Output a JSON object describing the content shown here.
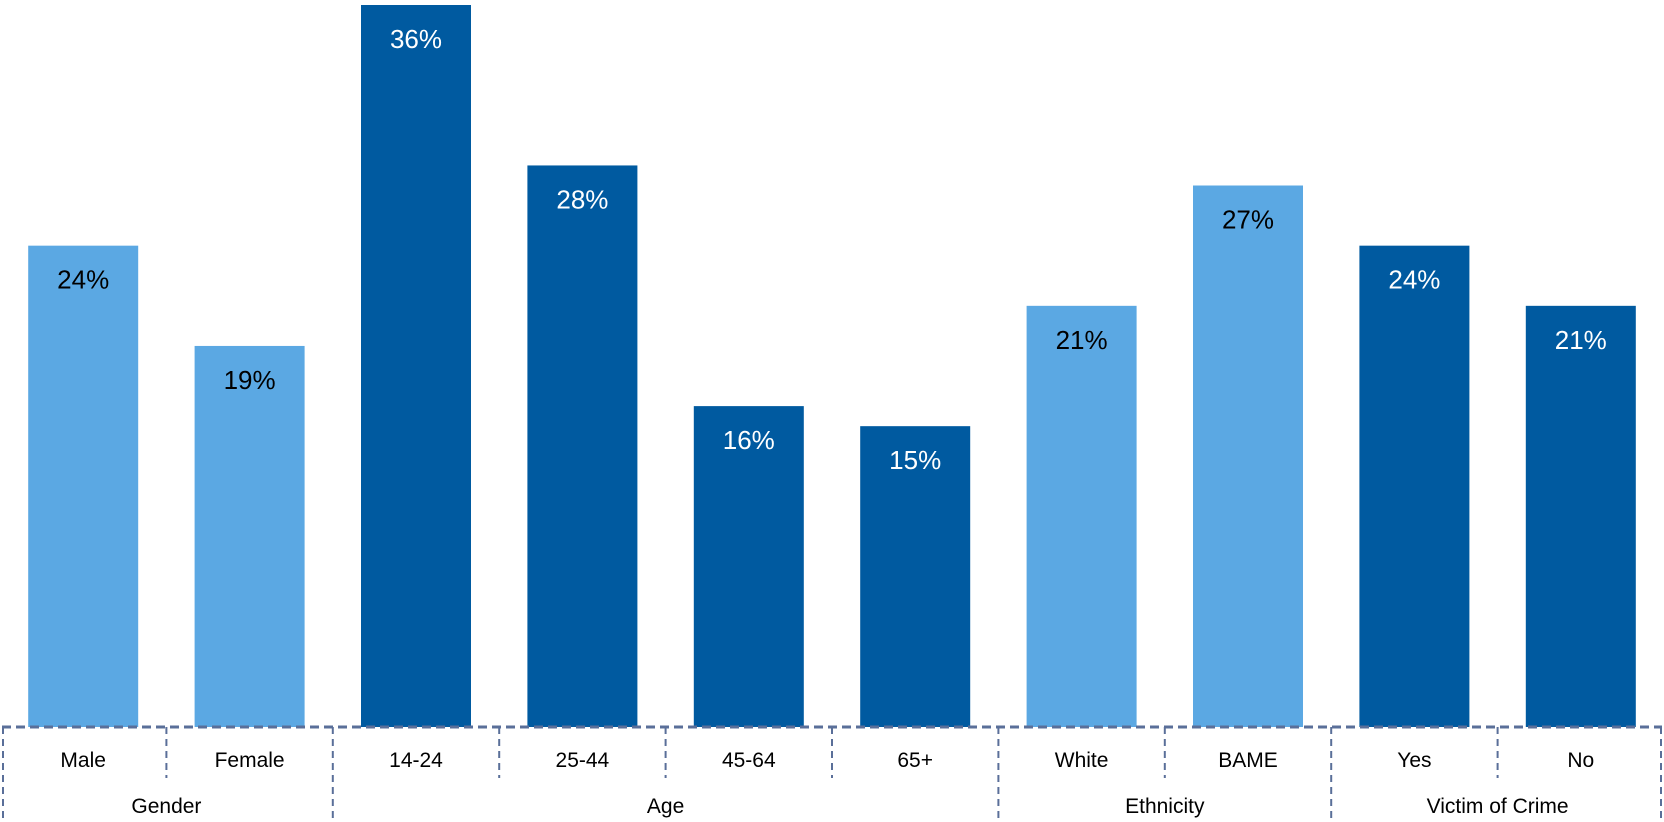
{
  "chart_data": {
    "type": "bar",
    "title": "",
    "xlabel": "",
    "ylabel": "",
    "ylim": [
      0,
      36
    ],
    "categories": [
      "Male",
      "Female",
      "14-24",
      "25-44",
      "45-64",
      "65+",
      "White",
      "BAME",
      "Yes",
      "No"
    ],
    "values": [
      24,
      19,
      36,
      28,
      16,
      15,
      21,
      27,
      24,
      21
    ],
    "value_labels": [
      "24%",
      "19%",
      "36%",
      "28%",
      "16%",
      "15%",
      "21%",
      "27%",
      "24%",
      "21%"
    ],
    "bar_colors": [
      "#5ba8e3",
      "#5ba8e3",
      "#005aa0",
      "#005aa0",
      "#005aa0",
      "#005aa0",
      "#5ba8e3",
      "#5ba8e3",
      "#005aa0",
      "#005aa0"
    ],
    "label_colors": [
      "#000000",
      "#000000",
      "#ffffff",
      "#ffffff",
      "#ffffff",
      "#ffffff",
      "#000000",
      "#000000",
      "#ffffff",
      "#ffffff"
    ],
    "groups": [
      {
        "label": "Gender",
        "start": 0,
        "count": 2
      },
      {
        "label": "Age",
        "start": 2,
        "count": 4
      },
      {
        "label": "Ethnicity",
        "start": 6,
        "count": 2
      },
      {
        "label": "Victim of Crime",
        "start": 8,
        "count": 2
      }
    ],
    "grid": false,
    "legend": "none"
  }
}
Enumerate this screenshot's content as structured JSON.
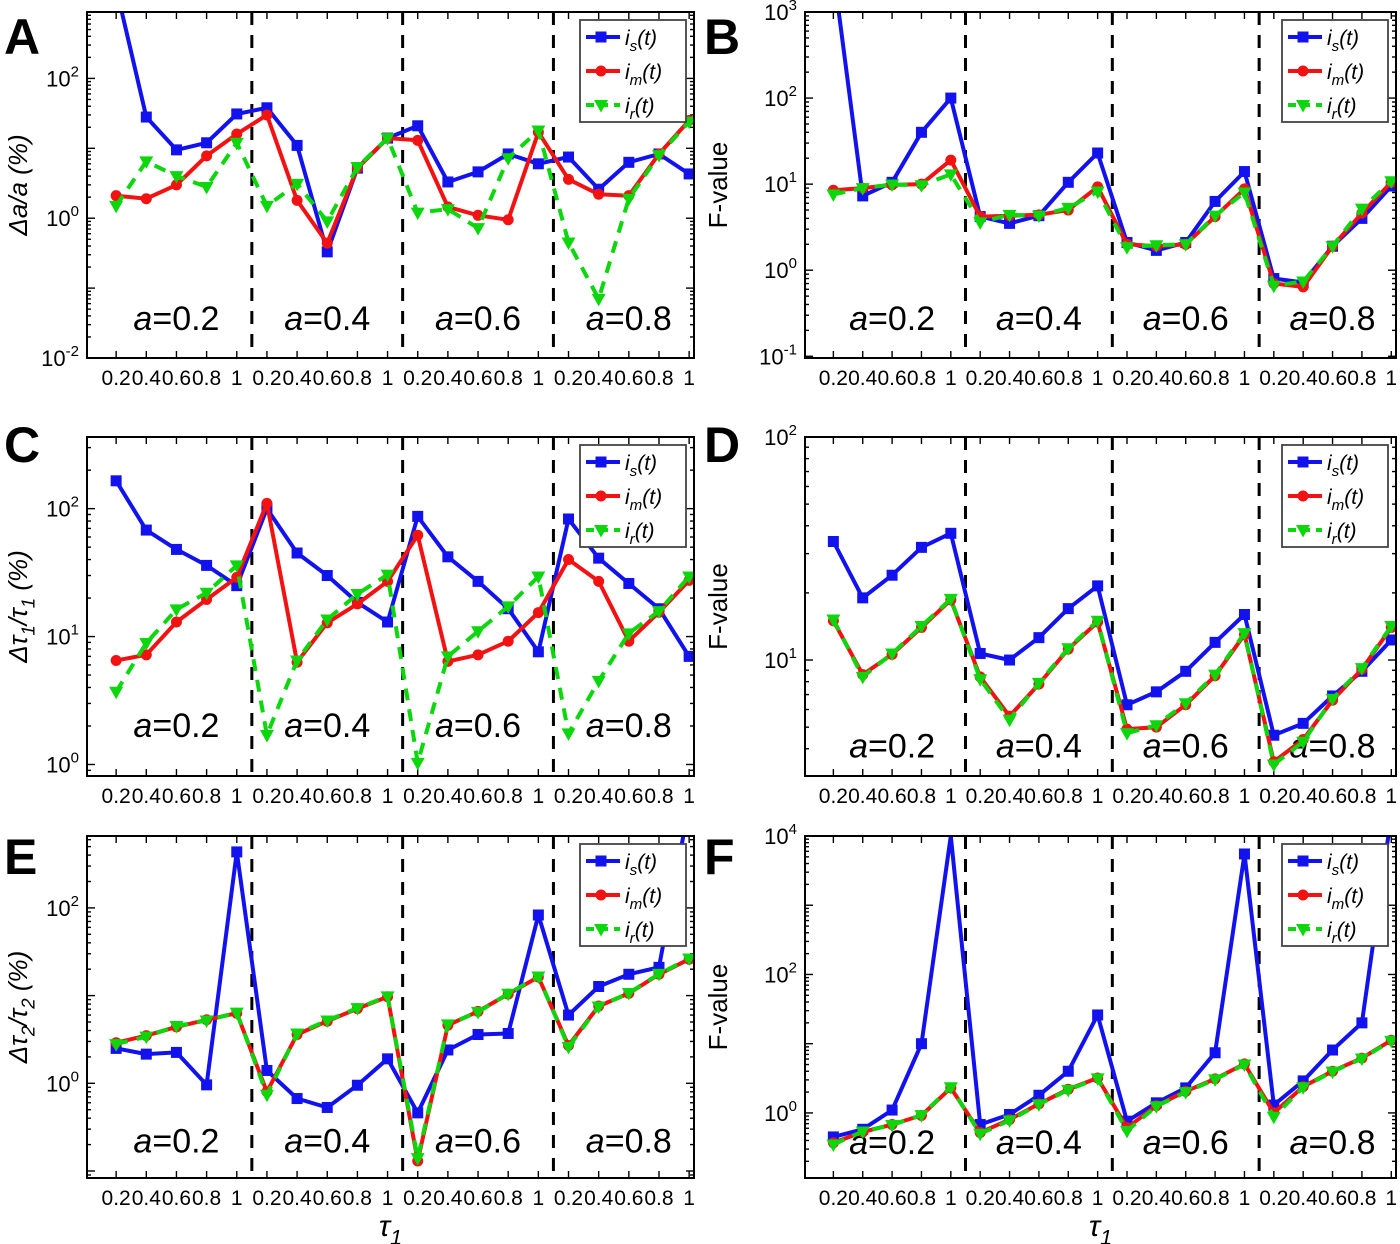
{
  "figure": {
    "xlabel": "τ_1",
    "x_values_per_section": [
      0.2,
      0.4,
      0.6,
      0.8,
      1
    ],
    "x_tick_labels": [
      "0.2",
      "0.4",
      "0.6",
      "0.8",
      "1"
    ],
    "sections": [
      "a=0.2",
      "a=0.4",
      "a=0.6",
      "a=0.8"
    ],
    "legend_position": "top-right",
    "grid": "off",
    "series_styles": {
      "is": {
        "label": "i_s(t)",
        "color": "#1212ef",
        "marker": "square",
        "line": "solid"
      },
      "im": {
        "label": "i_m(t)",
        "color": "#f21212",
        "marker": "circle",
        "line": "solid"
      },
      "ir": {
        "label": "i_r(t)",
        "color": "#0cd60c",
        "marker": "triangle-down",
        "line": "dashed"
      }
    },
    "divider_style": "black-dashed",
    "axis_color": "#000000"
  },
  "chart_data": [
    {
      "panel": "A",
      "type": "line",
      "yscale": "log",
      "ylabel": "Δa/a (%)",
      "ylabel_italic": true,
      "ytick_exponents": [
        2,
        0,
        -2
      ],
      "ylim_exp": [
        -2.0,
        2.95
      ],
      "label_frac": 0.885,
      "has_xlabel": false,
      "series": [
        {
          "key": "is",
          "name": "i_s(t)",
          "values": [
            2000,
            28,
            9.5,
            12,
            31,
            38,
            11,
            0.33,
            5.2,
            14,
            21,
            3.3,
            4.6,
            8.3,
            6.0,
            7.5,
            2.6,
            6.3,
            8.3,
            4.3
          ]
        },
        {
          "key": "im",
          "name": "i_m(t)",
          "values": [
            2.1,
            1.9,
            3.0,
            7.8,
            16,
            30,
            1.8,
            0.44,
            5.2,
            14,
            13,
            1.45,
            1.1,
            0.95,
            17,
            3.6,
            2.2,
            2.1,
            8.3,
            25
          ]
        },
        {
          "key": "ir",
          "name": "i_r(t)",
          "values": [
            1.5,
            6.5,
            4.0,
            2.8,
            12,
            1.5,
            3.1,
            0.9,
            5.4,
            14,
            1.2,
            1.35,
            0.72,
            7.2,
            18,
            0.45,
            0.07,
            1.9,
            8.0,
            24
          ]
        }
      ]
    },
    {
      "panel": "B",
      "type": "line",
      "yscale": "log",
      "ylabel": "F-value",
      "ylabel_italic": false,
      "ytick_exponents": [
        3,
        2,
        1,
        0,
        -1
      ],
      "ylim_exp": [
        -1.02,
        3.0
      ],
      "label_frac": 0.885,
      "has_xlabel": false,
      "series": [
        {
          "key": "is",
          "name": "i_s(t)",
          "values": [
            3000,
            7.3,
            10.5,
            40,
            100,
            4.2,
            3.5,
            4.3,
            10.5,
            23,
            2.1,
            1.7,
            2.1,
            6.3,
            14,
            0.8,
            0.72,
            1.9,
            4.0,
            9.5
          ]
        },
        {
          "key": "im",
          "name": "i_m(t)",
          "values": [
            8.5,
            9.0,
            9.8,
            10,
            19,
            4.2,
            4.3,
            4.4,
            5.0,
            9.3,
            2.0,
            1.9,
            2.0,
            4.2,
            8.8,
            0.7,
            0.64,
            1.9,
            4.6,
            10.5
          ]
        },
        {
          "key": "ir",
          "name": "i_r(t)",
          "values": [
            7.6,
            9.0,
            9.9,
            9.7,
            13,
            3.6,
            4.4,
            4.3,
            5.3,
            8.2,
            1.85,
            1.95,
            2.0,
            4.3,
            8.0,
            0.66,
            0.74,
            1.9,
            5.2,
            10.8
          ]
        }
      ]
    },
    {
      "panel": "C",
      "type": "line",
      "yscale": "log",
      "ylabel": "Δτ_1/τ_1 (%)",
      "ylabel_italic": true,
      "ytick_exponents": [
        2,
        1,
        0
      ],
      "ylim_exp": [
        -0.09,
        2.56
      ],
      "label_frac": 0.85,
      "has_xlabel": false,
      "series": [
        {
          "key": "is",
          "name": "i_s(t)",
          "values": [
            165,
            68,
            48,
            36,
            25,
            100,
            45,
            30,
            18.5,
            13,
            87,
            42,
            27,
            16.5,
            7.6,
            83,
            41,
            26,
            16.5,
            7.0
          ]
        },
        {
          "key": "im",
          "name": "i_m(t)",
          "values": [
            6.5,
            7.2,
            13,
            19.5,
            29,
            110,
            6.3,
            12.8,
            18,
            27,
            62,
            6.4,
            7.2,
            9.2,
            15.4,
            40,
            27,
            9.2,
            15.5,
            27.5
          ]
        },
        {
          "key": "ir",
          "name": "i_r(t)",
          "values": [
            3.7,
            8.9,
            16.3,
            22,
            36,
            1.7,
            6.5,
            13.6,
            21.5,
            30.5,
            1.03,
            7.0,
            11,
            17.2,
            29.5,
            1.75,
            4.5,
            10.6,
            15.8,
            29.5
          ]
        }
      ]
    },
    {
      "panel": "D",
      "type": "line",
      "yscale": "log",
      "ylabel": "F-value",
      "ylabel_italic": false,
      "ytick_exponents": [
        2,
        1
      ],
      "ylim_exp": [
        0.48,
        2.0
      ],
      "label_frac": 0.91,
      "has_xlabel": false,
      "series": [
        {
          "key": "is",
          "name": "i_s(t)",
          "values": [
            34,
            19,
            24,
            32,
            37,
            10.7,
            10,
            12.6,
            17,
            21.5,
            6.3,
            7.2,
            8.9,
            12,
            16,
            4.6,
            5.2,
            6.9,
            8.9,
            12.3
          ]
        },
        {
          "key": "im",
          "name": "i_m(t)",
          "values": [
            15,
            8.6,
            10.6,
            14,
            18.6,
            8.4,
            5.6,
            7.8,
            11.2,
            14.8,
            4.9,
            5.0,
            6.3,
            8.5,
            13,
            3.5,
            4.4,
            6.6,
            9.1,
            14
          ]
        },
        {
          "key": "ir",
          "name": "i_r(t)",
          "values": [
            15.2,
            8.4,
            10.7,
            14.2,
            18.8,
            8.2,
            5.4,
            7.9,
            11.3,
            15,
            4.7,
            5.1,
            6.4,
            8.6,
            13.2,
            3.4,
            4.3,
            6.7,
            9.2,
            14.2
          ]
        }
      ]
    },
    {
      "panel": "E",
      "type": "line",
      "yscale": "log",
      "ylabel": "Δτ_2/τ_2 (%)",
      "ylabel_italic": true,
      "ytick_exponents": [
        2,
        0
      ],
      "ylim_exp": [
        -1.08,
        2.82
      ],
      "label_frac": 0.89,
      "has_xlabel": true,
      "series": [
        {
          "key": "is",
          "name": "i_s(t)",
          "values": [
            2.5,
            2.15,
            2.25,
            0.96,
            435,
            1.4,
            0.67,
            0.53,
            0.95,
            1.9,
            0.46,
            2.4,
            3.6,
            3.7,
            83,
            6.0,
            12.7,
            17.5,
            21,
            1500
          ]
        },
        {
          "key": "im",
          "name": "i_m(t)",
          "values": [
            2.9,
            3.5,
            4.4,
            5.3,
            6.3,
            0.8,
            3.6,
            5.1,
            7.1,
            9.7,
            0.13,
            4.6,
            6.6,
            10.4,
            16.3,
            2.7,
            7.6,
            10.6,
            17.5,
            26
          ]
        },
        {
          "key": "ir",
          "name": "i_r(t)",
          "values": [
            2.8,
            3.4,
            4.5,
            5.2,
            6.4,
            0.74,
            3.7,
            5.2,
            7.2,
            9.8,
            0.14,
            4.7,
            6.5,
            10.5,
            16.5,
            2.6,
            7.5,
            10.7,
            17.7,
            26.5
          ]
        }
      ]
    },
    {
      "panel": "F",
      "type": "line",
      "yscale": "log",
      "ylabel": "F-value",
      "ylabel_italic": false,
      "ytick_exponents": [
        4,
        2,
        0
      ],
      "ylim_exp": [
        -0.94,
        4.0
      ],
      "label_frac": 0.895,
      "has_xlabel": true,
      "series": [
        {
          "key": "is",
          "name": "i_s(t)",
          "values": [
            0.45,
            0.58,
            1.1,
            10,
            10000,
            0.68,
            0.95,
            1.8,
            4.0,
            26,
            0.76,
            1.4,
            2.3,
            7.4,
            5500,
            1.3,
            2.9,
            8.1,
            20,
            20000
          ]
        },
        {
          "key": "im",
          "name": "i_m(t)",
          "values": [
            0.37,
            0.53,
            0.68,
            0.92,
            2.3,
            0.52,
            0.8,
            1.35,
            2.2,
            3.2,
            0.61,
            1.27,
            2.05,
            3.1,
            5.1,
            1.0,
            2.4,
            4.0,
            6.2,
            11.2
          ]
        },
        {
          "key": "ir",
          "name": "i_r(t)",
          "values": [
            0.35,
            0.54,
            0.67,
            0.93,
            2.35,
            0.5,
            0.78,
            1.33,
            2.15,
            3.15,
            0.55,
            1.25,
            2.0,
            3.05,
            5.0,
            0.88,
            2.35,
            3.95,
            6.1,
            11.0
          ]
        }
      ]
    }
  ]
}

*THE REQUEST*.
Answer with one number only: how many lines above contain the word "dashed".

*RESPONSE TO THIS EXERCISE*.
2